## THE TASK
Go through the entries below and write each one out exactly.

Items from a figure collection
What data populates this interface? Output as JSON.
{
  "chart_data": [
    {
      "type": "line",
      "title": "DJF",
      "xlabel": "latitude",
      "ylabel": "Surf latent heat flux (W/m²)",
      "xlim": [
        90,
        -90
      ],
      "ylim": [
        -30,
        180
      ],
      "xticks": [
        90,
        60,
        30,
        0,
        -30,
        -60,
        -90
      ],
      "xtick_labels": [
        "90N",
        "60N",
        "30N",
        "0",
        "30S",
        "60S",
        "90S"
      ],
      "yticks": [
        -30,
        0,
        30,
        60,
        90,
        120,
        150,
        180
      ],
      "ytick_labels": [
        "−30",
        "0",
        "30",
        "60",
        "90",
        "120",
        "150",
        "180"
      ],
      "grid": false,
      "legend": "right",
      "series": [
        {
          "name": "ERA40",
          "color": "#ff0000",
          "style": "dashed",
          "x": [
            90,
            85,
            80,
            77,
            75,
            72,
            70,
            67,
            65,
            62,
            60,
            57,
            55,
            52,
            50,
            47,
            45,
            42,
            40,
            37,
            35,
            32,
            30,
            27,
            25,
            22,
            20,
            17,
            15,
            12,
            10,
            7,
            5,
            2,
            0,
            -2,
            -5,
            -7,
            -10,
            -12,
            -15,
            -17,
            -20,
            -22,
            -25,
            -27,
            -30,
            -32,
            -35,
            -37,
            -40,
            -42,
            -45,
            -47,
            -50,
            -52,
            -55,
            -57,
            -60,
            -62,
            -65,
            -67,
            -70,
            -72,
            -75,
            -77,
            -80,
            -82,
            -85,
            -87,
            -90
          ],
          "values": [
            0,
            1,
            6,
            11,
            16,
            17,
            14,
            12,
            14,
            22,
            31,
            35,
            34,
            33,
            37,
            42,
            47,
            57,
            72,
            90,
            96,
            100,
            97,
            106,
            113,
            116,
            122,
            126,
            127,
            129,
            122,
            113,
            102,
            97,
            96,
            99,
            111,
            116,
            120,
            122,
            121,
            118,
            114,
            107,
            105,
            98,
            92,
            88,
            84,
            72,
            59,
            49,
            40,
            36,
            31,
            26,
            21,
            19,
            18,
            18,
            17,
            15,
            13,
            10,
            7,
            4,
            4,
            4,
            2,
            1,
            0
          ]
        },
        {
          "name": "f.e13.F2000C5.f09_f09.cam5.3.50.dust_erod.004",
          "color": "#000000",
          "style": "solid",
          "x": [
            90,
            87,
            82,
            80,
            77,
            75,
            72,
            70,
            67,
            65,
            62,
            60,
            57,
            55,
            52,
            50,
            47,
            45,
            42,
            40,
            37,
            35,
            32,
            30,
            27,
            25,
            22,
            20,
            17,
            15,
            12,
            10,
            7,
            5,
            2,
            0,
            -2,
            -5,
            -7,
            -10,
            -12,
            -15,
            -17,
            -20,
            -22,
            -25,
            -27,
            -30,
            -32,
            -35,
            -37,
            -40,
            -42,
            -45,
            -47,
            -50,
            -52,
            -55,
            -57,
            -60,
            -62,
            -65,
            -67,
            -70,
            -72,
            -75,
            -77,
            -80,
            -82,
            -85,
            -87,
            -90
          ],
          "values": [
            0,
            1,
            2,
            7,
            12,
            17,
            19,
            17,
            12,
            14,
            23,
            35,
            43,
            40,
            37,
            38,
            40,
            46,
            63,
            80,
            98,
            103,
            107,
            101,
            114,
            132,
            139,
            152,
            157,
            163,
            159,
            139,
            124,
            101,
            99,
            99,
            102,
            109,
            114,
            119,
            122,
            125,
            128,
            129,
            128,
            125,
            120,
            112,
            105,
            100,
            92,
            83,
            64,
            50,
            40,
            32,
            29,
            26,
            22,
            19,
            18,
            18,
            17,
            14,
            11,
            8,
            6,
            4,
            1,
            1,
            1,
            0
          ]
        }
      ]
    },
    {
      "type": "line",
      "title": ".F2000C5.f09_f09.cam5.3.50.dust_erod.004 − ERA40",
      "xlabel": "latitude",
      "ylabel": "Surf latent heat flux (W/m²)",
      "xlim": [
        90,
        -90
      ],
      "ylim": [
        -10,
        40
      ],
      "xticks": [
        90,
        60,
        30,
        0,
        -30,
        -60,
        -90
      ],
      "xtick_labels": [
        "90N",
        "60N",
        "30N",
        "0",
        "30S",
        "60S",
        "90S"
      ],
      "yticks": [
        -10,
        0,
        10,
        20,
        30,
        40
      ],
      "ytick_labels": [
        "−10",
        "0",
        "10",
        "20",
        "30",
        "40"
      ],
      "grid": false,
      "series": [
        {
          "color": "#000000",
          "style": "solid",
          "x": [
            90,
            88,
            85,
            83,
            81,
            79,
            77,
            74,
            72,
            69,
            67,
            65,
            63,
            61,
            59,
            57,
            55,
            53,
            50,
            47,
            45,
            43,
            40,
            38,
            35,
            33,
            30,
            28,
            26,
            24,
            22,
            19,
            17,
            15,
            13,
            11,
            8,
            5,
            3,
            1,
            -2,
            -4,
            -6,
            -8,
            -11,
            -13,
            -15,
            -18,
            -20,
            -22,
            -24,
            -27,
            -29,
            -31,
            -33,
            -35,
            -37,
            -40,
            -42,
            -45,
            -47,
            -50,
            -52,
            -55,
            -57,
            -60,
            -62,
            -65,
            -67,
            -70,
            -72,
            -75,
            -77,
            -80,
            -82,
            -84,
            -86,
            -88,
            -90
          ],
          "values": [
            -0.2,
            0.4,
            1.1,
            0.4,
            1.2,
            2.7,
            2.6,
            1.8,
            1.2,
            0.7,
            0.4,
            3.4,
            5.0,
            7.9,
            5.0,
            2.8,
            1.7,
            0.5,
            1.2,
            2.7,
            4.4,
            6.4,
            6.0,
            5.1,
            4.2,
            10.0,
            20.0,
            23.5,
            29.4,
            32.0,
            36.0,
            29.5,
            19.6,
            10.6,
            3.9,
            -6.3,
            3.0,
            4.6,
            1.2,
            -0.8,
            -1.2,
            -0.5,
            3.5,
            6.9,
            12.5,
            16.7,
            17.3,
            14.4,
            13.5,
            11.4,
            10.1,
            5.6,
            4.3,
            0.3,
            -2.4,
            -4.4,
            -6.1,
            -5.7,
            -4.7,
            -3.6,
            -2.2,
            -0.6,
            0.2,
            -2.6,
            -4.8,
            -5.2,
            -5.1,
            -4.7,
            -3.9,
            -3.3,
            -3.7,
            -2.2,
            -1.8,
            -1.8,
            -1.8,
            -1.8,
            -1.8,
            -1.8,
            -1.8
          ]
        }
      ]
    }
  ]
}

## SOLVED PROBLEM
What data populates this interface? Output as JSON.
{
  "chart_data": [
    {
      "type": "line",
      "title": "DJF",
      "xlabel": "latitude",
      "ylabel": "Surf latent heat flux (W/m²)",
      "xlim": [
        90,
        -90
      ],
      "ylim": [
        -30,
        180
      ],
      "xticks": [
        90,
        60,
        30,
        0,
        -30,
        -60,
        -90
      ],
      "xtick_labels": [
        "90N",
        "60N",
        "30N",
        "0",
        "30S",
        "60S",
        "90S"
      ],
      "yticks": [
        -30,
        0,
        30,
        60,
        90,
        120,
        150,
        180
      ],
      "ytick_labels": [
        "−30",
        "0",
        "30",
        "60",
        "90",
        "120",
        "150",
        "180"
      ],
      "grid": false,
      "legend": "right",
      "series": [
        {
          "name": "ERA40",
          "color": "#ff0000",
          "style": "dashed",
          "x": [
            90,
            85,
            80,
            77,
            75,
            72,
            70,
            67,
            65,
            62,
            60,
            57,
            55,
            52,
            50,
            47,
            45,
            42,
            40,
            37,
            35,
            32,
            30,
            27,
            25,
            22,
            20,
            17,
            15,
            12,
            10,
            7,
            5,
            2,
            0,
            -2,
            -5,
            -7,
            -10,
            -12,
            -15,
            -17,
            -20,
            -22,
            -25,
            -27,
            -30,
            -32,
            -35,
            -37,
            -40,
            -42,
            -45,
            -47,
            -50,
            -52,
            -55,
            -57,
            -60,
            -62,
            -65,
            -67,
            -70,
            -72,
            -75,
            -77,
            -80,
            -82,
            -85,
            -87,
            -90
          ],
          "values": [
            0,
            1,
            6,
            11,
            16,
            17,
            14,
            12,
            14,
            22,
            31,
            35,
            34,
            33,
            37,
            42,
            47,
            57,
            72,
            90,
            96,
            100,
            97,
            106,
            113,
            116,
            122,
            126,
            127,
            129,
            122,
            113,
            102,
            97,
            96,
            99,
            111,
            116,
            120,
            122,
            121,
            118,
            114,
            107,
            105,
            98,
            92,
            88,
            84,
            72,
            59,
            49,
            40,
            36,
            31,
            26,
            21,
            19,
            18,
            18,
            17,
            15,
            13,
            10,
            7,
            4,
            4,
            4,
            2,
            1,
            0
          ]
        },
        {
          "name": "f.e13.F2000C5.f09_f09.cam5.3.50.dust_erod.004",
          "color": "#000000",
          "style": "solid",
          "x": [
            90,
            87,
            82,
            80,
            77,
            75,
            72,
            70,
            67,
            65,
            62,
            60,
            57,
            55,
            52,
            50,
            47,
            45,
            42,
            40,
            37,
            35,
            32,
            30,
            27,
            25,
            22,
            20,
            17,
            15,
            12,
            10,
            7,
            5,
            2,
            0,
            -2,
            -5,
            -7,
            -10,
            -12,
            -15,
            -17,
            -20,
            -22,
            -25,
            -27,
            -30,
            -32,
            -35,
            -37,
            -40,
            -42,
            -45,
            -47,
            -50,
            -52,
            -55,
            -57,
            -60,
            -62,
            -65,
            -67,
            -70,
            -72,
            -75,
            -77,
            -80,
            -82,
            -85,
            -87,
            -90
          ],
          "values": [
            0,
            1,
            2,
            7,
            12,
            17,
            19,
            17,
            12,
            14,
            23,
            35,
            43,
            40,
            37,
            38,
            40,
            46,
            63,
            80,
            98,
            103,
            107,
            101,
            114,
            132,
            139,
            152,
            157,
            163,
            159,
            139,
            124,
            101,
            99,
            99,
            102,
            109,
            114,
            119,
            122,
            125,
            128,
            129,
            128,
            125,
            120,
            112,
            105,
            100,
            92,
            83,
            64,
            50,
            40,
            32,
            29,
            26,
            22,
            19,
            18,
            18,
            17,
            14,
            11,
            8,
            6,
            4,
            1,
            1,
            1,
            0
          ]
        }
      ]
    },
    {
      "type": "line",
      "title": ".F2000C5.f09_f09.cam5.3.50.dust_erod.004 − ERA40",
      "xlabel": "latitude",
      "ylabel": "Surf latent heat flux (W/m²)",
      "xlim": [
        90,
        -90
      ],
      "ylim": [
        -10,
        40
      ],
      "xticks": [
        90,
        60,
        30,
        0,
        -30,
        -60,
        -90
      ],
      "xtick_labels": [
        "90N",
        "60N",
        "30N",
        "0",
        "30S",
        "60S",
        "90S"
      ],
      "yticks": [
        -10,
        0,
        10,
        20,
        30,
        40
      ],
      "ytick_labels": [
        "−10",
        "0",
        "10",
        "20",
        "30",
        "40"
      ],
      "grid": false,
      "series": [
        {
          "color": "#000000",
          "style": "solid",
          "x": [
            90,
            88,
            85,
            83,
            81,
            79,
            77,
            74,
            72,
            69,
            67,
            65,
            63,
            61,
            59,
            57,
            55,
            53,
            50,
            47,
            45,
            43,
            40,
            38,
            35,
            33,
            30,
            28,
            26,
            24,
            22,
            19,
            17,
            15,
            13,
            11,
            8,
            5,
            3,
            1,
            -2,
            -4,
            -6,
            -8,
            -11,
            -13,
            -15,
            -18,
            -20,
            -22,
            -24,
            -27,
            -29,
            -31,
            -33,
            -35,
            -37,
            -40,
            -42,
            -45,
            -47,
            -50,
            -52,
            -55,
            -57,
            -60,
            -62,
            -65,
            -67,
            -70,
            -72,
            -75,
            -77,
            -80,
            -82,
            -84,
            -86,
            -88,
            -90
          ],
          "values": [
            -0.2,
            0.4,
            1.1,
            0.4,
            1.2,
            2.7,
            2.6,
            1.8,
            1.2,
            0.7,
            0.4,
            3.4,
            5.0,
            7.9,
            5.0,
            2.8,
            1.7,
            0.5,
            1.2,
            2.7,
            4.4,
            6.4,
            6.0,
            5.1,
            4.2,
            10.0,
            20.0,
            23.5,
            29.4,
            32.0,
            36.0,
            29.5,
            19.6,
            10.6,
            3.9,
            -6.3,
            3.0,
            4.6,
            1.2,
            -0.8,
            -1.2,
            -0.5,
            3.5,
            6.9,
            12.5,
            16.7,
            17.3,
            14.4,
            13.5,
            11.4,
            10.1,
            5.6,
            4.3,
            0.3,
            -2.4,
            -4.4,
            -6.1,
            -5.7,
            -4.7,
            -3.6,
            -2.2,
            -0.6,
            0.2,
            -2.6,
            -4.8,
            -5.2,
            -5.1,
            -4.7,
            -3.9,
            -3.3,
            -3.7,
            -2.2,
            -1.8,
            -1.8,
            -1.8,
            -1.8,
            -1.8,
            -1.8,
            -1.8
          ]
        }
      ]
    }
  ]
}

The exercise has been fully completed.